→ **Objective**: Show each line that has the string "браузера" in it.

***** Data records *****

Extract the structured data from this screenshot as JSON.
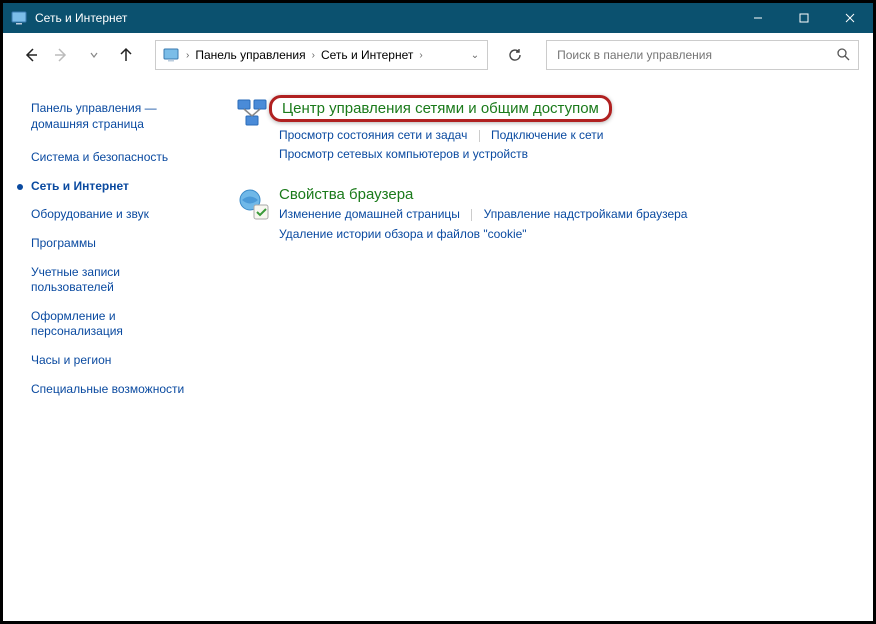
{
  "titlebar": {
    "title": "Сеть и Интернет"
  },
  "breadcrumb": {
    "items": [
      "Панель управления",
      "Сеть и Интернет"
    ]
  },
  "search": {
    "placeholder": "Поиск в панели управления"
  },
  "sidebar": {
    "home": "Панель управления — домашняя страница",
    "items": [
      "Система и безопасность",
      "Сеть и Интернет",
      "Оборудование и звук",
      "Программы",
      "Учетные записи пользователей",
      "Оформление и персонализация",
      "Часы и регион",
      "Специальные возможности"
    ],
    "currentIndex": 1
  },
  "main": {
    "network_center": {
      "title": "Центр управления сетями и общим доступом",
      "links": [
        "Просмотр состояния сети и задач",
        "Подключение к сети",
        "Просмотр сетевых компьютеров и устройств"
      ]
    },
    "browser_props": {
      "title": "Свойства браузера",
      "links": [
        "Изменение домашней страницы",
        "Управление надстройками браузера",
        "Удаление истории обзора и файлов \"cookie\""
      ]
    }
  }
}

*****

→ **Output below**:
      "title": "Свойства браузера",
        "Управление надстройками браузера",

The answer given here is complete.